[Dataset rows]
________________________________________
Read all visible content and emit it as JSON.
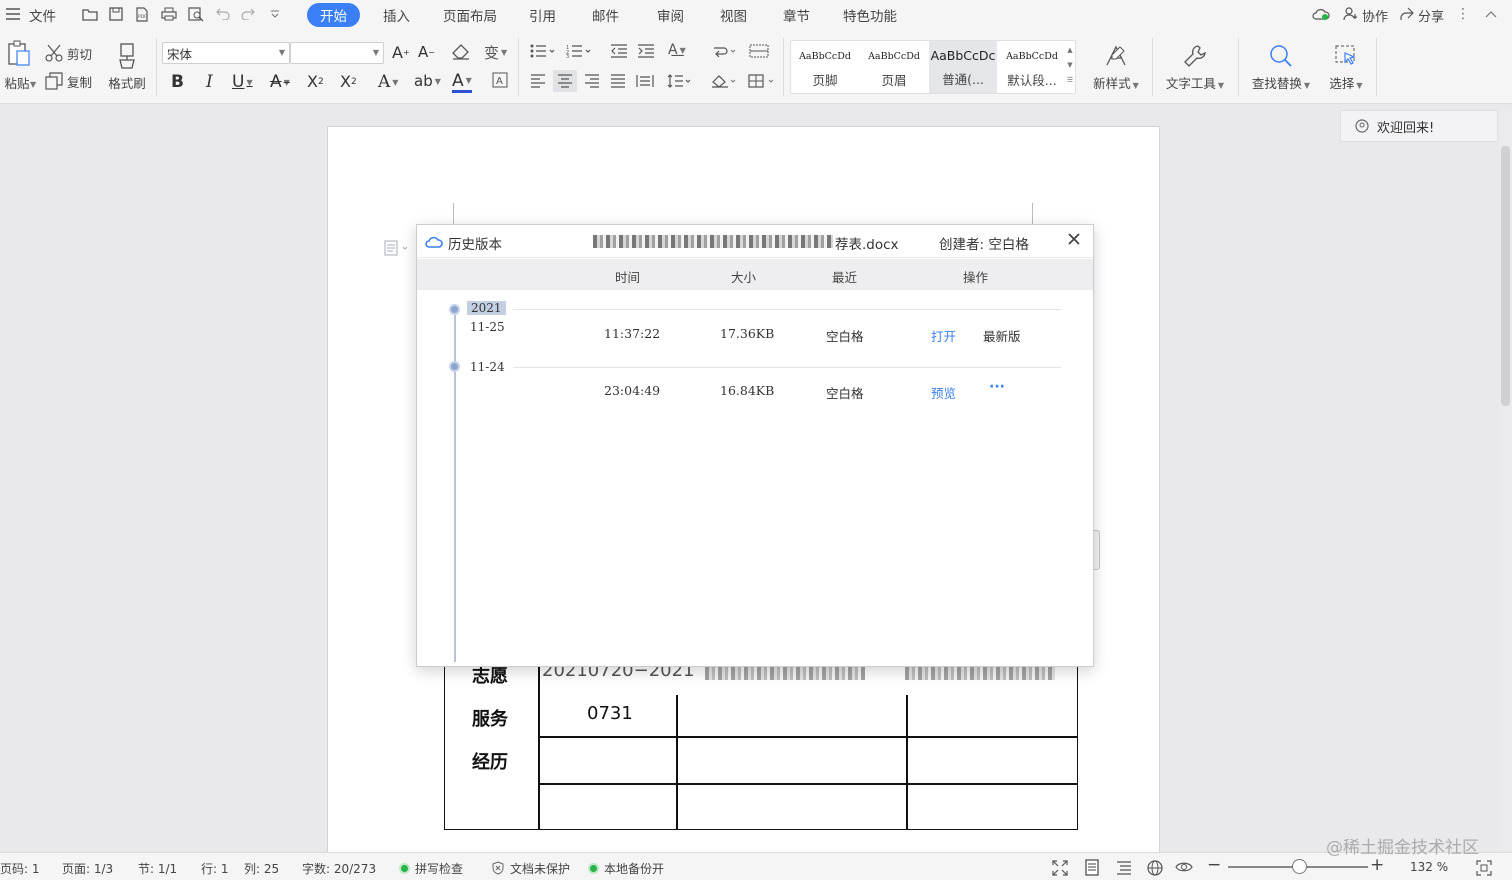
{
  "menu": {
    "file": "文件",
    "tabs": [
      "开始",
      "插入",
      "页面布局",
      "引用",
      "邮件",
      "审阅",
      "视图",
      "章节",
      "特色功能"
    ],
    "active_tab": "开始",
    "collab": "协作",
    "share": "分享"
  },
  "ribbon": {
    "paste": "粘贴",
    "cut": "剪切",
    "copy": "复制",
    "format_painter": "格式刷",
    "font_name": "宋体",
    "font_size": "",
    "styles": [
      {
        "sample": "AaBbCcDd",
        "name": "页脚"
      },
      {
        "sample": "AaBbCcDd",
        "name": "页眉"
      },
      {
        "sample": "AaBbCcDc",
        "name": "普通(..."
      },
      {
        "sample": "AaBbCcDd",
        "name": "默认段..."
      }
    ],
    "new_style": "新样式",
    "text_tools": "文字工具",
    "find_replace": "查找替换",
    "select": "选择"
  },
  "welcome": "欢迎回来!",
  "dialog": {
    "title": "历史版本",
    "filename_suffix": "荐表.docx",
    "creator_label": "创建者: 空白格",
    "columns": [
      "时间",
      "大小",
      "最近",
      "操作"
    ],
    "groups": [
      {
        "year": "2021",
        "date": "11-25",
        "time": "11:37:22",
        "size": "17.36KB",
        "recent": "空白格",
        "action": "打开",
        "note": "最新版"
      },
      {
        "date": "11-24",
        "time": "23:04:49",
        "size": "16.84KB",
        "recent": "空白格",
        "action": "预览",
        "more": "···"
      }
    ]
  },
  "doc_table": {
    "partial_top": "20210720−2021",
    "code": "0731",
    "row_labels": [
      "志愿",
      "服务",
      "经历"
    ]
  },
  "status": {
    "page_code": "页码: 1",
    "page": "页面: 1/3",
    "section": "节: 1/1",
    "row": "行: 1",
    "col": "列: 25",
    "words": "字数: 20/273",
    "spell": "拼写检查",
    "protect": "文档未保护",
    "backup": "本地备份开",
    "zoom": "132 %"
  },
  "watermark": "@稀土掘金技术社区"
}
________________________________________
» **Exercise task**: Reproduce all of the data exactly; the pictures do not belong in the copy.

» **Correct response**:
Read all visible content and emit it as JSON.
{
  "menu": {
    "file": "文件",
    "tabs": [
      "开始",
      "插入",
      "页面布局",
      "引用",
      "邮件",
      "审阅",
      "视图",
      "章节",
      "特色功能"
    ],
    "active_tab": "开始",
    "collab": "协作",
    "share": "分享"
  },
  "ribbon": {
    "paste": "粘贴",
    "cut": "剪切",
    "copy": "复制",
    "format_painter": "格式刷",
    "font_name": "宋体",
    "font_size": "",
    "styles": [
      {
        "sample": "AaBbCcDd",
        "name": "页脚"
      },
      {
        "sample": "AaBbCcDd",
        "name": "页眉"
      },
      {
        "sample": "AaBbCcDc",
        "name": "普通(..."
      },
      {
        "sample": "AaBbCcDd",
        "name": "默认段..."
      }
    ],
    "new_style": "新样式",
    "text_tools": "文字工具",
    "find_replace": "查找替换",
    "select": "选择"
  },
  "welcome": "欢迎回来!",
  "dialog": {
    "title": "历史版本",
    "filename_suffix": "荐表.docx",
    "creator_label": "创建者: 空白格",
    "columns": [
      "时间",
      "大小",
      "最近",
      "操作"
    ],
    "groups": [
      {
        "year": "2021",
        "date": "11-25",
        "time": "11:37:22",
        "size": "17.36KB",
        "recent": "空白格",
        "action": "打开",
        "note": "最新版"
      },
      {
        "date": "11-24",
        "time": "23:04:49",
        "size": "16.84KB",
        "recent": "空白格",
        "action": "预览",
        "more": "···"
      }
    ]
  },
  "doc_table": {
    "partial_top": "20210720−2021",
    "code": "0731",
    "row_labels": [
      "志愿",
      "服务",
      "经历"
    ]
  },
  "status": {
    "page_code": "页码: 1",
    "page": "页面: 1/3",
    "section": "节: 1/1",
    "row": "行: 1",
    "col": "列: 25",
    "words": "字数: 20/273",
    "spell": "拼写检查",
    "protect": "文档未保护",
    "backup": "本地备份开",
    "zoom": "132 %"
  },
  "watermark": "@稀土掘金技术社区"
}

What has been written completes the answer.